Dataset records
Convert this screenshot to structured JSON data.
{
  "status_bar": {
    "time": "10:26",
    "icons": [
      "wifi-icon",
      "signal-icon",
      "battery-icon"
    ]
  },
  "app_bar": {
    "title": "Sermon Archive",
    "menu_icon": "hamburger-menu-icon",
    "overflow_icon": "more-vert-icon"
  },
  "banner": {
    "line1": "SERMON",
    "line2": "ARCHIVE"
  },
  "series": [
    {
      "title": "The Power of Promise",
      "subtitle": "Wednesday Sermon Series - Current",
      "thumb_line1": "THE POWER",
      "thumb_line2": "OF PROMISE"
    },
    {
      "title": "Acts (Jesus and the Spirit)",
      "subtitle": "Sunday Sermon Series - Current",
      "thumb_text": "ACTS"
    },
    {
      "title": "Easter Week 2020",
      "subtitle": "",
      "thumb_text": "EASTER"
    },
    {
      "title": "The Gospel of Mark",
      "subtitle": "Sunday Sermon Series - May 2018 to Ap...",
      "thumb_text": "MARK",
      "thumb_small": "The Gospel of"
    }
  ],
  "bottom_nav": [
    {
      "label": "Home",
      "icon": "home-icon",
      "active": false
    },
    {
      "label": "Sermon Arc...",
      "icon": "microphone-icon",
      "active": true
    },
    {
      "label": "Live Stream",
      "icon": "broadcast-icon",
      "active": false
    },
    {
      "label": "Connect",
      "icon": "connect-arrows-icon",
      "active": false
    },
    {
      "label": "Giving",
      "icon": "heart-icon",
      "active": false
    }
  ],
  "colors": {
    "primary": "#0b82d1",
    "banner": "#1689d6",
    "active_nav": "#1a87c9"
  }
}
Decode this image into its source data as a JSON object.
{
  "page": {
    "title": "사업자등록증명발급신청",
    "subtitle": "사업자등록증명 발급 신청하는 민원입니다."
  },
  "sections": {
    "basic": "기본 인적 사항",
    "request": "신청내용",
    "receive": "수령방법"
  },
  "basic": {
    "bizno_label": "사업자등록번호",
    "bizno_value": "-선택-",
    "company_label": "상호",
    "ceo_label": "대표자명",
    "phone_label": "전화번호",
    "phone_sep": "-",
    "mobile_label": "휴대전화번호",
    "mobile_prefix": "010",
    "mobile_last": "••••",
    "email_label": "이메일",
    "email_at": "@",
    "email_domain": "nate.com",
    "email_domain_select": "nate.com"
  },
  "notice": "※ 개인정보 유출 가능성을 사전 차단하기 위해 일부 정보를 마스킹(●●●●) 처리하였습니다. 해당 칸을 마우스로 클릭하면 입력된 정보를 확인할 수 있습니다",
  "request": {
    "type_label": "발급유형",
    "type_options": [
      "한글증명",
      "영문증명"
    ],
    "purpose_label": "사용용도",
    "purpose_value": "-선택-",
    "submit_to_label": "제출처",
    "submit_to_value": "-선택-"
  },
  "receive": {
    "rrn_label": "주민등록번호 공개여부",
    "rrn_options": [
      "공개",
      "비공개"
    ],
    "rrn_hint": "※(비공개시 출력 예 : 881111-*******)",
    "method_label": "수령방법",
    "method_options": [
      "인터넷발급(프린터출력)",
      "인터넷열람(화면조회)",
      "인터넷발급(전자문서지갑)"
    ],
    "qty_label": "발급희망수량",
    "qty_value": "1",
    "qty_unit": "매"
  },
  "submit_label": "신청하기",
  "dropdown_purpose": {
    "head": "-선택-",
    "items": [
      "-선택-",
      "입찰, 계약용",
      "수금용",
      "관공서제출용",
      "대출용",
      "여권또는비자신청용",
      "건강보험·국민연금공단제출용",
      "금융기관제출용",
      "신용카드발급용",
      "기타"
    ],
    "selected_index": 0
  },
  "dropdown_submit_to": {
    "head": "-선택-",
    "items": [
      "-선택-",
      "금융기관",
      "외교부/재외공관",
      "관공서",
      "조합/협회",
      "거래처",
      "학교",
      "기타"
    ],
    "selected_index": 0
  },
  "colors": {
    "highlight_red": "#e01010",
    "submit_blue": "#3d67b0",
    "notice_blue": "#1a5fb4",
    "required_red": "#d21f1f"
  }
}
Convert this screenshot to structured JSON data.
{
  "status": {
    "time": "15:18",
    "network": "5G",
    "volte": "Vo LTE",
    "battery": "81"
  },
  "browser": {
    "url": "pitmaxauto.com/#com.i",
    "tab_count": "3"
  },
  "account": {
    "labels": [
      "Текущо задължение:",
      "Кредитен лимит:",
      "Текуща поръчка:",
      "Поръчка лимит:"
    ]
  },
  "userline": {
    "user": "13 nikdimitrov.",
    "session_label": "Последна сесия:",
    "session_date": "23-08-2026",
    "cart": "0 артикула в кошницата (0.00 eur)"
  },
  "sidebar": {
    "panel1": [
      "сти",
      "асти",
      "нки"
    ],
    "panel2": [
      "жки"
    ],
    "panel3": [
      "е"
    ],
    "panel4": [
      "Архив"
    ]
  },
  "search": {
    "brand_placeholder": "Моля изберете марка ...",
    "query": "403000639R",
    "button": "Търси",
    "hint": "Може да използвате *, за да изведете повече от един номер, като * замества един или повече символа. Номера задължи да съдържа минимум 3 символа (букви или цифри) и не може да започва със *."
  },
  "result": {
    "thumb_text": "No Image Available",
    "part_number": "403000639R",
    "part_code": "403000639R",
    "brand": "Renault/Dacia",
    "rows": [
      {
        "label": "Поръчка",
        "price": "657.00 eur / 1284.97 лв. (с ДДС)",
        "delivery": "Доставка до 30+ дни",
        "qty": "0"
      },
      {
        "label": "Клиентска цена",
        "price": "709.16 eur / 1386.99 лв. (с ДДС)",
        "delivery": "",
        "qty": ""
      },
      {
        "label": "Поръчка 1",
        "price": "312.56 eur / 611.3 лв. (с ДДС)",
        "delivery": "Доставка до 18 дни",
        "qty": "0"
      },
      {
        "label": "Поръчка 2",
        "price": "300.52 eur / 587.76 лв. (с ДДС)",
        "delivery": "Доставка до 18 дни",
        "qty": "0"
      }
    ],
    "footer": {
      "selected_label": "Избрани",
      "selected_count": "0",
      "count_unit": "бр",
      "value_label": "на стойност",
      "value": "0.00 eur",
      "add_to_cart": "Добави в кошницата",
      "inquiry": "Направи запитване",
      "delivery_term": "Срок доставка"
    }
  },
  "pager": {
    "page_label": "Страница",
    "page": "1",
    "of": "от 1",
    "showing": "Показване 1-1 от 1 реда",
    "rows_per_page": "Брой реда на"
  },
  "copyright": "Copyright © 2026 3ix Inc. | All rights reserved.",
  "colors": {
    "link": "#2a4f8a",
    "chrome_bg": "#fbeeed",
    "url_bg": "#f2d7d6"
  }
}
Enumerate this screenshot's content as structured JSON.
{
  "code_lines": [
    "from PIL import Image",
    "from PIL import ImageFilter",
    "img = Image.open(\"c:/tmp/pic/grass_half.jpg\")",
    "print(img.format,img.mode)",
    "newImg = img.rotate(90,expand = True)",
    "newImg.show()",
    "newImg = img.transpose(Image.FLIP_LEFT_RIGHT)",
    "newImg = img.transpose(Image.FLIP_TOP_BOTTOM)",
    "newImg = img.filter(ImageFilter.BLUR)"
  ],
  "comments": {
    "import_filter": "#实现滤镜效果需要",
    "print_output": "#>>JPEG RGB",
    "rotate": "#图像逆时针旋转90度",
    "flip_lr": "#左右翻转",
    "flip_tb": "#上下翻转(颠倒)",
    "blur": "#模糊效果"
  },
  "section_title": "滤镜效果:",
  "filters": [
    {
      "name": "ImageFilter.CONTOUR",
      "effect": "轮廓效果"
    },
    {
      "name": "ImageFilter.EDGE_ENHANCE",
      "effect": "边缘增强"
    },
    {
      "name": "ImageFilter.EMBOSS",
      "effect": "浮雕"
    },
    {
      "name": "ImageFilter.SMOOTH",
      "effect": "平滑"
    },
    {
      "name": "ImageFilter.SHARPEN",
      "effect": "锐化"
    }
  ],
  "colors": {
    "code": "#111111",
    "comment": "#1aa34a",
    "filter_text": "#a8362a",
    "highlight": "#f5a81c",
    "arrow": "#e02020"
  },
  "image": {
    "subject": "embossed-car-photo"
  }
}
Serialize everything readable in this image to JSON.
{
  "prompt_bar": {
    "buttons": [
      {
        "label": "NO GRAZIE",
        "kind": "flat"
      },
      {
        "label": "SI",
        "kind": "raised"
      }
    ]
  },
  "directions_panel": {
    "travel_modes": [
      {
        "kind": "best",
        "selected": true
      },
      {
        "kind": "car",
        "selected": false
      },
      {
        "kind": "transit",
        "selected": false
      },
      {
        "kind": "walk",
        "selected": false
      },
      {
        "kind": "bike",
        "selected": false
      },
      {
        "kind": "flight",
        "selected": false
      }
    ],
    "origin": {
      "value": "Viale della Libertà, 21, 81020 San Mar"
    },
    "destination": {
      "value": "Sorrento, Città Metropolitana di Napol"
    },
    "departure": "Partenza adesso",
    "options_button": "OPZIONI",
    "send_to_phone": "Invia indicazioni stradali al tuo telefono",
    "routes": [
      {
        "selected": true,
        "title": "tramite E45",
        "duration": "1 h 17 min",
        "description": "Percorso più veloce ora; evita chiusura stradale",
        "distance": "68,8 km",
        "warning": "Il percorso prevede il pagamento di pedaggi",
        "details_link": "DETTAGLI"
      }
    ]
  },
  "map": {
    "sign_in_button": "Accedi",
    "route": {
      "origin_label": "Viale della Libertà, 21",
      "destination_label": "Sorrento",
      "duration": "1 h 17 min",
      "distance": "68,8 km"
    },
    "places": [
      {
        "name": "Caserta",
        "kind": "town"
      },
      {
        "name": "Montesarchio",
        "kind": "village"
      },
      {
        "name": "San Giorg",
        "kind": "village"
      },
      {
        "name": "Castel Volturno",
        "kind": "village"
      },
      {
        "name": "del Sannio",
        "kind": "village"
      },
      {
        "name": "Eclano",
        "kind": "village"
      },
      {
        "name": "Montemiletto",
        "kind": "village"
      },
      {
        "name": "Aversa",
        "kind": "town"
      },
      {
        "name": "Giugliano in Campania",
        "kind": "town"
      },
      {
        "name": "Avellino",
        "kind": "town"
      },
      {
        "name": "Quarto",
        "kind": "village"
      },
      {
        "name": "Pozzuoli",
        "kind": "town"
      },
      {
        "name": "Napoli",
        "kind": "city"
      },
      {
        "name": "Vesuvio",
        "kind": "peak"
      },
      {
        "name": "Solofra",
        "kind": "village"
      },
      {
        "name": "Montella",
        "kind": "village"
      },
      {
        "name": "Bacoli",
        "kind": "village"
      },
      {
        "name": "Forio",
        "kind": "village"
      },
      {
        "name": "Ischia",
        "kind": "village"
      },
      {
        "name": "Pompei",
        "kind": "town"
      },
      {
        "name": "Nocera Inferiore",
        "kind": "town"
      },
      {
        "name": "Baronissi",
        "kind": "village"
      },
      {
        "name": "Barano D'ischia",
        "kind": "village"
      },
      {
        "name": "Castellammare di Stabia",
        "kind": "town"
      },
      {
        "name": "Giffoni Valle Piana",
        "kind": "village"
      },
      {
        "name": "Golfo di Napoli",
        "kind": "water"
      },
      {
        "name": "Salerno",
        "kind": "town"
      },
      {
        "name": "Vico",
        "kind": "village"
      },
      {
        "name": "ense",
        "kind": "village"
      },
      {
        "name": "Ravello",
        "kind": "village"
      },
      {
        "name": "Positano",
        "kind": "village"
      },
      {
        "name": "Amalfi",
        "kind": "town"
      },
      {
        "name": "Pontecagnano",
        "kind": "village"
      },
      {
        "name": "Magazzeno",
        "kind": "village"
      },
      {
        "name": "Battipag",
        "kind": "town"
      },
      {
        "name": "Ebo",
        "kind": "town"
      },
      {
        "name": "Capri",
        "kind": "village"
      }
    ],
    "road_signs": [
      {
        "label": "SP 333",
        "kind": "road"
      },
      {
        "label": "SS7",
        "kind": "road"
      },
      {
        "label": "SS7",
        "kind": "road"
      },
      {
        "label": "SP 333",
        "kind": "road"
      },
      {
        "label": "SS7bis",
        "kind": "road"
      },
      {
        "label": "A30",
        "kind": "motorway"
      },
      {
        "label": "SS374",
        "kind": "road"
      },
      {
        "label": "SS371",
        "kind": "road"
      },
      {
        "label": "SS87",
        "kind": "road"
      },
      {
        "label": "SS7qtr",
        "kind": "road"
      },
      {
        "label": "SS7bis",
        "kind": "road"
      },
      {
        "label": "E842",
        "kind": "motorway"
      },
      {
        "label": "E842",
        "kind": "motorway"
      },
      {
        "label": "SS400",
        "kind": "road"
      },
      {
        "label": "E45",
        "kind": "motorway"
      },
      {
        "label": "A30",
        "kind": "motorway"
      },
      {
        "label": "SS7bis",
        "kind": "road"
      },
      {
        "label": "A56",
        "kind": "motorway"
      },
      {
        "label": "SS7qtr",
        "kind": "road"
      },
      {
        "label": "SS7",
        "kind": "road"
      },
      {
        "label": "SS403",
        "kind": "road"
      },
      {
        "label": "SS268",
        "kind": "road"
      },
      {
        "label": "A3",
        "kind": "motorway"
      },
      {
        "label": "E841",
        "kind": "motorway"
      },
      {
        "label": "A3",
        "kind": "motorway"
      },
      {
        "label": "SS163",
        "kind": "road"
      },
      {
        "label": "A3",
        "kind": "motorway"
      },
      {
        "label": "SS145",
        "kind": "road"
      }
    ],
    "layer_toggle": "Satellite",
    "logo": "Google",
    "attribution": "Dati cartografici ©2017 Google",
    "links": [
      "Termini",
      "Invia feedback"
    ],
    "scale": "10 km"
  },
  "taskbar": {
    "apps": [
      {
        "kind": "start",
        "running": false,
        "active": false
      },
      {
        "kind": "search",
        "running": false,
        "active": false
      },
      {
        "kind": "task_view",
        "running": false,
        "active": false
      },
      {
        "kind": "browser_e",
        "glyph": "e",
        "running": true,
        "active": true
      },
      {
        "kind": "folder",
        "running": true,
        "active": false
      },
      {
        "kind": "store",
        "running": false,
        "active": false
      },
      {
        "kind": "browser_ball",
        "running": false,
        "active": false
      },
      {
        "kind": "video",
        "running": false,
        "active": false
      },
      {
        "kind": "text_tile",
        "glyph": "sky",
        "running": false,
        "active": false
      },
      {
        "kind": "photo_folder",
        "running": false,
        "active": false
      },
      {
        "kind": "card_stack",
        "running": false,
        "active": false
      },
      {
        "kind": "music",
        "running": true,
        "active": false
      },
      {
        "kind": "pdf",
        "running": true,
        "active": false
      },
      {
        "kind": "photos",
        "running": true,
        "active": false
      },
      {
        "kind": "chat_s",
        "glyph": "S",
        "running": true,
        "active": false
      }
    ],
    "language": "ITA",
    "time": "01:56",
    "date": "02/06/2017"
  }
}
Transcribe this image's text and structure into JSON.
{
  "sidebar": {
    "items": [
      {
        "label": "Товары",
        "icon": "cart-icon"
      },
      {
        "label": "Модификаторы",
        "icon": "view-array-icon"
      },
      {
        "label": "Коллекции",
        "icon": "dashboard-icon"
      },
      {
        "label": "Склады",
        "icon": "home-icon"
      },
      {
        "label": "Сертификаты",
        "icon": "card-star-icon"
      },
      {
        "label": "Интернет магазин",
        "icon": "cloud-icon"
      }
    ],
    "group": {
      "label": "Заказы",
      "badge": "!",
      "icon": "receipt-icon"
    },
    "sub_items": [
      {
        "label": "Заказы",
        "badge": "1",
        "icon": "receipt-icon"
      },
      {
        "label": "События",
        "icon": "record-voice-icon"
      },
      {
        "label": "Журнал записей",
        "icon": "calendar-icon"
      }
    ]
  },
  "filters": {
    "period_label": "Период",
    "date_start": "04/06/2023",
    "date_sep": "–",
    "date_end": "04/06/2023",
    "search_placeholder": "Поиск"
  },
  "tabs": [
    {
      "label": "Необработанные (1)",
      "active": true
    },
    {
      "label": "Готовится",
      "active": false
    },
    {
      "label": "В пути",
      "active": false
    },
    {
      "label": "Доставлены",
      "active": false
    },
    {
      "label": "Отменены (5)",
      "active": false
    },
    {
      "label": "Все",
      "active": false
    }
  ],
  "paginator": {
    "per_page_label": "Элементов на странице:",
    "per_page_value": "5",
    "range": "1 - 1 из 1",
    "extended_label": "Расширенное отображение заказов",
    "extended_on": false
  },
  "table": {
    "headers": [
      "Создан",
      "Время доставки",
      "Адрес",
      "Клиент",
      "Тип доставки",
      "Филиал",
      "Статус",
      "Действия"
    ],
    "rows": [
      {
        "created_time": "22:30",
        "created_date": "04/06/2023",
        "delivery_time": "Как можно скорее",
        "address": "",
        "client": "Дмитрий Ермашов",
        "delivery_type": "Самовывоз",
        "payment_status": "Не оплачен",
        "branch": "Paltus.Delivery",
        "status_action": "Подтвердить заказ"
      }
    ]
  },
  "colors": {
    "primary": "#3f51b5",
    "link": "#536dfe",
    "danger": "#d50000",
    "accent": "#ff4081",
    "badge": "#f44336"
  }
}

**The problem**.
In the entries above, find each line with the word "кошницата" and show it.

**Exercise output**.
    "cart": "0 артикула в кошницата (0.00 eur)"
      "add_to_cart": "Добави в кошницата",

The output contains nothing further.